** Work to be completed **
Where the data below has the string "text", return the whole line.

** Dataset entries **

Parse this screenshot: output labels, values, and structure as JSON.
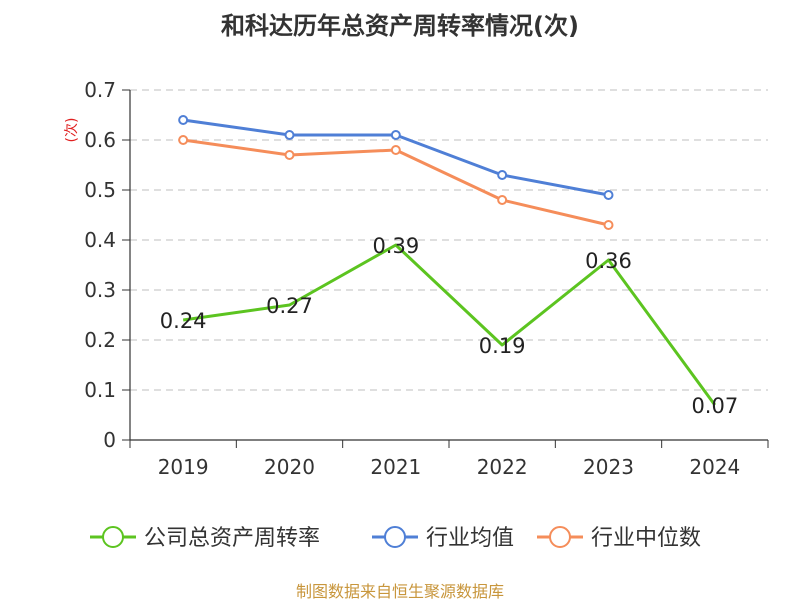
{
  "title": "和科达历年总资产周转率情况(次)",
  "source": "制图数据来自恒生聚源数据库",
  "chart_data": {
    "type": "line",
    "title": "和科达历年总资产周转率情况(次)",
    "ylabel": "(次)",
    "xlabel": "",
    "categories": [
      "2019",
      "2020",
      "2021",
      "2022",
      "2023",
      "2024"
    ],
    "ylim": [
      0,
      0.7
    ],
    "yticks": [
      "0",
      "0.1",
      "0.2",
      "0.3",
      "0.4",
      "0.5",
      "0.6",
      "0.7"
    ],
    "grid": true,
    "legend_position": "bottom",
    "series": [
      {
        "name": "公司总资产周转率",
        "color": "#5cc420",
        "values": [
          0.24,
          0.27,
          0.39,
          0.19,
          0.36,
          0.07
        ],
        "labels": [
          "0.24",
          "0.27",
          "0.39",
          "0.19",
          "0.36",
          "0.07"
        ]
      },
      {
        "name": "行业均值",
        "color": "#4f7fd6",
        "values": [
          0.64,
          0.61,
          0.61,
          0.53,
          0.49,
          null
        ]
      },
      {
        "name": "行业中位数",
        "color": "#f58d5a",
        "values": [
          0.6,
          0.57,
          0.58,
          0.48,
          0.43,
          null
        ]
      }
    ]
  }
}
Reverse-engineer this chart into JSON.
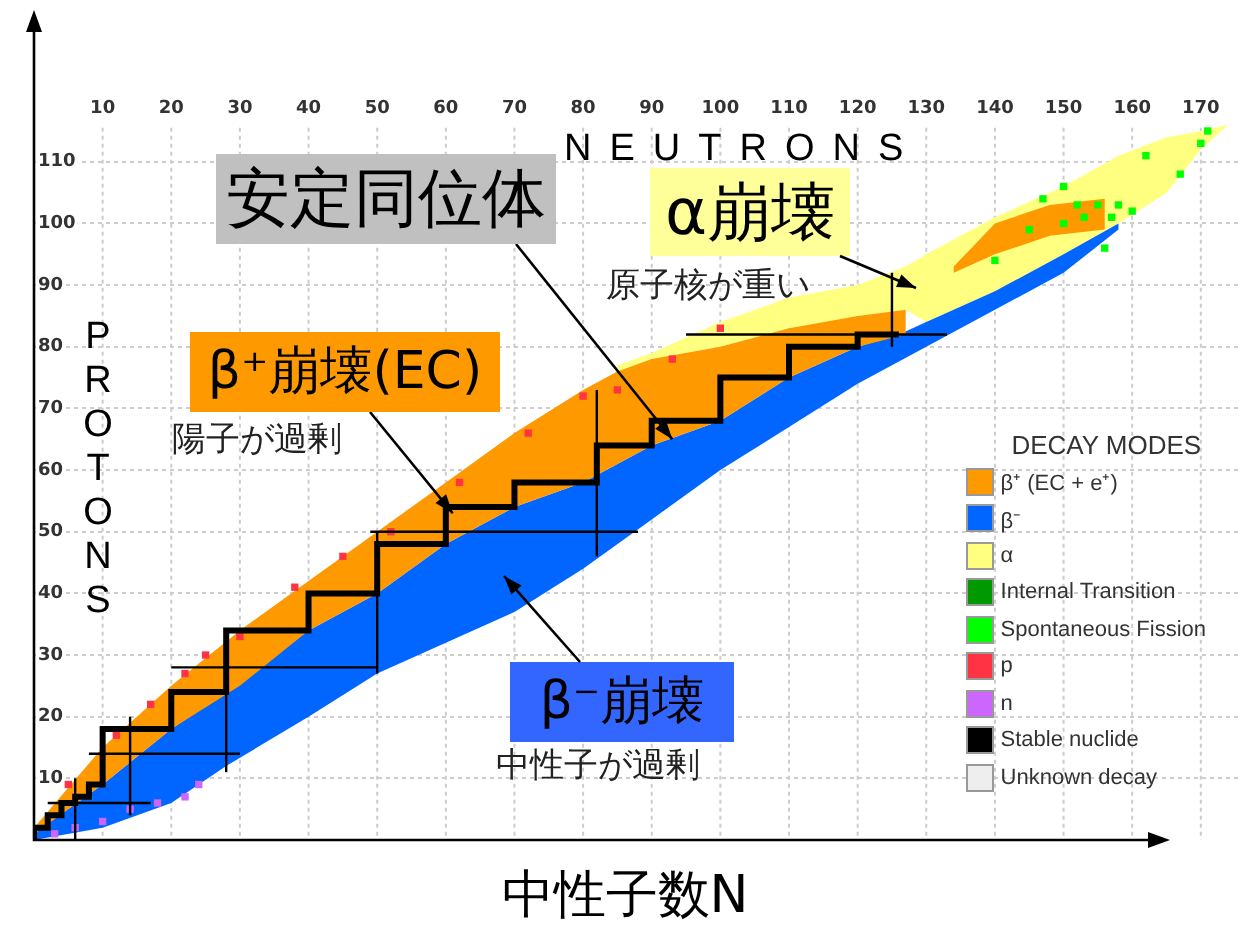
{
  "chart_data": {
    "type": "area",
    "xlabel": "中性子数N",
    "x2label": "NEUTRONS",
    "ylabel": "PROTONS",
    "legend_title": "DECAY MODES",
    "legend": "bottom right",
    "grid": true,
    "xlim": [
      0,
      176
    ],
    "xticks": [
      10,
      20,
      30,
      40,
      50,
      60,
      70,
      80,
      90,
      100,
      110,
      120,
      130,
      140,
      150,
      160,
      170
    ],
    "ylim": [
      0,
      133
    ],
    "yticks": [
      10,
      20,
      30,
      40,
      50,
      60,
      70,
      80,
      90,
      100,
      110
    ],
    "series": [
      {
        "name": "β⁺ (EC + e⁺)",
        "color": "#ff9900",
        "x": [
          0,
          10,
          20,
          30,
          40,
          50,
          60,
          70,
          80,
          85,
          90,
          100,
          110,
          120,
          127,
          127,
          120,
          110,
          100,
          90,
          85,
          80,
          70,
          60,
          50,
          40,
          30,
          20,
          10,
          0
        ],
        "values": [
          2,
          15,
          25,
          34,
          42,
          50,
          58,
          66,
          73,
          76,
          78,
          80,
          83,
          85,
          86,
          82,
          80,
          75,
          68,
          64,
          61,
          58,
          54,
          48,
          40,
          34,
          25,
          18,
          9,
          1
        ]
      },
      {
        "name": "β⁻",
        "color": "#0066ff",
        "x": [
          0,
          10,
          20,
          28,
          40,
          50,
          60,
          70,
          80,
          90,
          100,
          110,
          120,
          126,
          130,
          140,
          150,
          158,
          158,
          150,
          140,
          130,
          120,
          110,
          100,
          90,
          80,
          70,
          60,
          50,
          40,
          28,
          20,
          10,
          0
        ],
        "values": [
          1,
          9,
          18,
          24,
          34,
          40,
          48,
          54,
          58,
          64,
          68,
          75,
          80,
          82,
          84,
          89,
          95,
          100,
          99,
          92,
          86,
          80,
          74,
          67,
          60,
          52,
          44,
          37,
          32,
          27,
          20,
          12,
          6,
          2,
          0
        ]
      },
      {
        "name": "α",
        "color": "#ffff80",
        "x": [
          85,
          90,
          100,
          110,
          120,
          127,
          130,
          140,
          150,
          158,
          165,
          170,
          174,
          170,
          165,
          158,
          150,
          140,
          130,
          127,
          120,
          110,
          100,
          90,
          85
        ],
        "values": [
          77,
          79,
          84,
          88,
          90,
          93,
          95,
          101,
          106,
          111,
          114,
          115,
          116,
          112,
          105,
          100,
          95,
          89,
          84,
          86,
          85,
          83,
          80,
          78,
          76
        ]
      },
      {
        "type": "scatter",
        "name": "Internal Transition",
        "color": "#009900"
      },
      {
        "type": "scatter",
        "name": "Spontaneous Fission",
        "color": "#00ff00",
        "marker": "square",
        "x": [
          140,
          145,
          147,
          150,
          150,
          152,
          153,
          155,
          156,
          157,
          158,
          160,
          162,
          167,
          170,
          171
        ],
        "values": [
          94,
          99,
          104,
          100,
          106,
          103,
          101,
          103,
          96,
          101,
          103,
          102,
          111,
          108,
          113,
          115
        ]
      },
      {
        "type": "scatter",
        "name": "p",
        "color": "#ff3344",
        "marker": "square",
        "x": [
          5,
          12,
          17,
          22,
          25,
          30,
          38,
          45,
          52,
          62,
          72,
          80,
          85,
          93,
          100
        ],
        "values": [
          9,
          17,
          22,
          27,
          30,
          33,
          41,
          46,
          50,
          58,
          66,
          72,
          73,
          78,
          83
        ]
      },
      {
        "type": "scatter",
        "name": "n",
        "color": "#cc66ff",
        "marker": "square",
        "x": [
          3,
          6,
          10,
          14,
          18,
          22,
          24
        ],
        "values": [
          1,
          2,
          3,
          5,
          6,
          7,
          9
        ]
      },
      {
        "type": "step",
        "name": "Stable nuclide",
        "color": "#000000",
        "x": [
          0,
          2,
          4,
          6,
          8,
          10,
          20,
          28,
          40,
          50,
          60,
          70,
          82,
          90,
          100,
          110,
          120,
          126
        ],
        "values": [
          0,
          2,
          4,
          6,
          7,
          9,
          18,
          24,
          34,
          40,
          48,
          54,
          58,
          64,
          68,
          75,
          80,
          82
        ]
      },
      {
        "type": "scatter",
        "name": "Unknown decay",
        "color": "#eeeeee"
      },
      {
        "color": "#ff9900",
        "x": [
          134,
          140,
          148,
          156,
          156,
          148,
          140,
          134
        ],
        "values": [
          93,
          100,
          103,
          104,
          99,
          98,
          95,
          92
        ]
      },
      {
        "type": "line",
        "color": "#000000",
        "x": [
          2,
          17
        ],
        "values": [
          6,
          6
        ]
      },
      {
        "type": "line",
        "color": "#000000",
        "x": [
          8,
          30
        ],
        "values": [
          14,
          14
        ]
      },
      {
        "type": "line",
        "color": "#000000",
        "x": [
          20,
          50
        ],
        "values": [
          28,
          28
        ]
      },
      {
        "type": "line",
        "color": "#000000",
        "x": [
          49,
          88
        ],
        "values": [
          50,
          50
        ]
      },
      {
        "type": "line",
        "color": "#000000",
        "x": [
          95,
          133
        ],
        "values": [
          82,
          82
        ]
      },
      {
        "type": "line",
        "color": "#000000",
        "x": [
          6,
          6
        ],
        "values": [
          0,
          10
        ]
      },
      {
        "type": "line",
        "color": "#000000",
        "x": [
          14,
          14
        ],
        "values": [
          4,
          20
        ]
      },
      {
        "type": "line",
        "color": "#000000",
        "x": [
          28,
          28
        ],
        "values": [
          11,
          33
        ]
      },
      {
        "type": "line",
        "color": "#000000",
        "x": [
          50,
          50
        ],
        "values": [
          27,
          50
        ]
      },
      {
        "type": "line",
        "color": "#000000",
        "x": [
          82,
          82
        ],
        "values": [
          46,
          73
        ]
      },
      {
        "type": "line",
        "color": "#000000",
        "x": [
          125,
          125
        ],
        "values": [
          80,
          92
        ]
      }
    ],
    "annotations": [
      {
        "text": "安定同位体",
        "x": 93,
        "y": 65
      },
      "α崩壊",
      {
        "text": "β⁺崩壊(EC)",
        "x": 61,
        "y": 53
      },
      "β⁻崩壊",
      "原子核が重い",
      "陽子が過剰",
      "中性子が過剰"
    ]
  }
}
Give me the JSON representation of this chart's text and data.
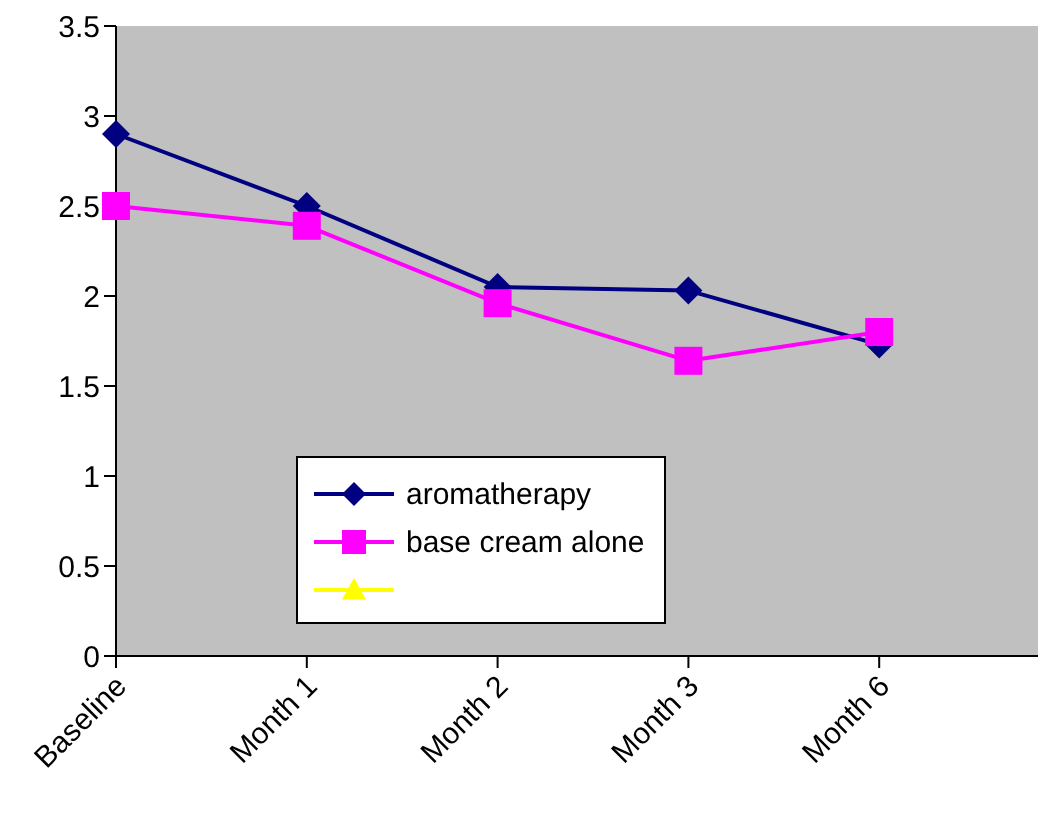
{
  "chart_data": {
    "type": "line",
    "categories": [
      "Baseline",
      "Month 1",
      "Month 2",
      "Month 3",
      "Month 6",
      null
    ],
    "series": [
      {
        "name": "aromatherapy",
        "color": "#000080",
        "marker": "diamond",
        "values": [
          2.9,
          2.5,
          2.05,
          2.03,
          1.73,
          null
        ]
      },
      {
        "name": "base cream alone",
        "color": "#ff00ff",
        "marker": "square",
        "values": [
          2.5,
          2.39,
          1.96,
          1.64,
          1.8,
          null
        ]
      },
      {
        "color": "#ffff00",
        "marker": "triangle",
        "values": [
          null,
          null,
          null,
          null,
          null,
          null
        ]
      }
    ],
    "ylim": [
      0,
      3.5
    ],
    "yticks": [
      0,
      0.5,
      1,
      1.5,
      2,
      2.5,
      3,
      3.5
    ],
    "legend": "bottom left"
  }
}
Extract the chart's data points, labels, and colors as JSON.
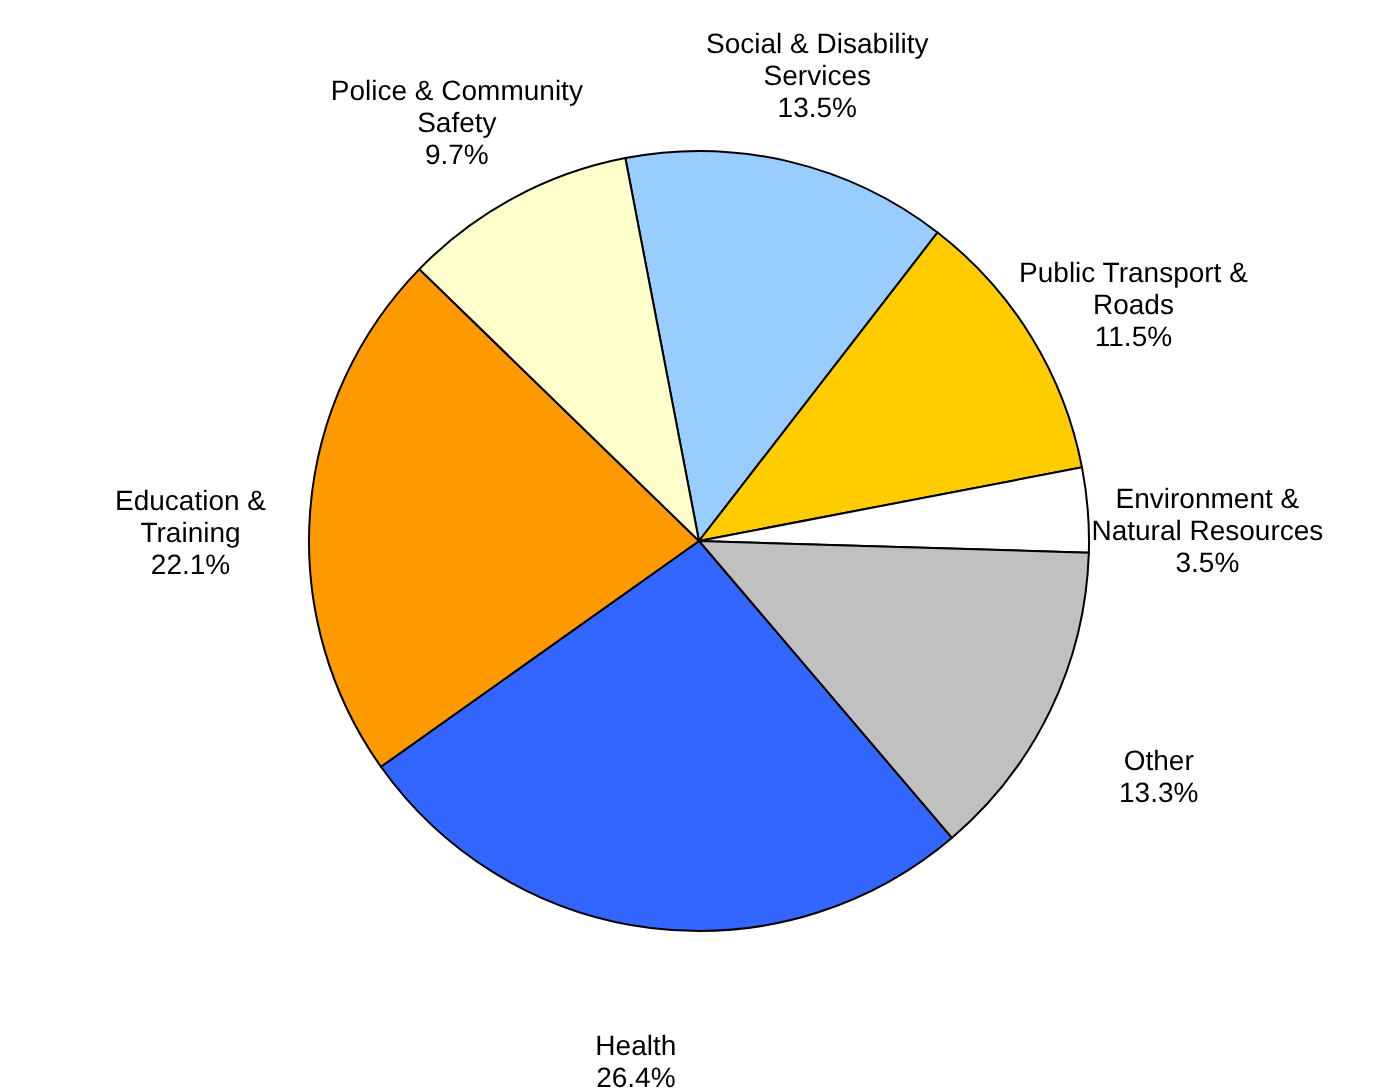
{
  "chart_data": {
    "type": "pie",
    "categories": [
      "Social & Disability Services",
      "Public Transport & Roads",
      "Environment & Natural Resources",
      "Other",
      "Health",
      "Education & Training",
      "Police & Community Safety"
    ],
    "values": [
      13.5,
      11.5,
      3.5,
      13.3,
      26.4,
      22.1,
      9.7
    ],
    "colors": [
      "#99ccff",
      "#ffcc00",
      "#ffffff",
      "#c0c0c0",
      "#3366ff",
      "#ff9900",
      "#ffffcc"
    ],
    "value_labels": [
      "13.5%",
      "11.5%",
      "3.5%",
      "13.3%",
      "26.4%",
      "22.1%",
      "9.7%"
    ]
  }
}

** Written solution **
        "text": "安定同位体",
        "text": "β⁺崩壊(EC)",
Give me the JSON representation of this chart's text and data.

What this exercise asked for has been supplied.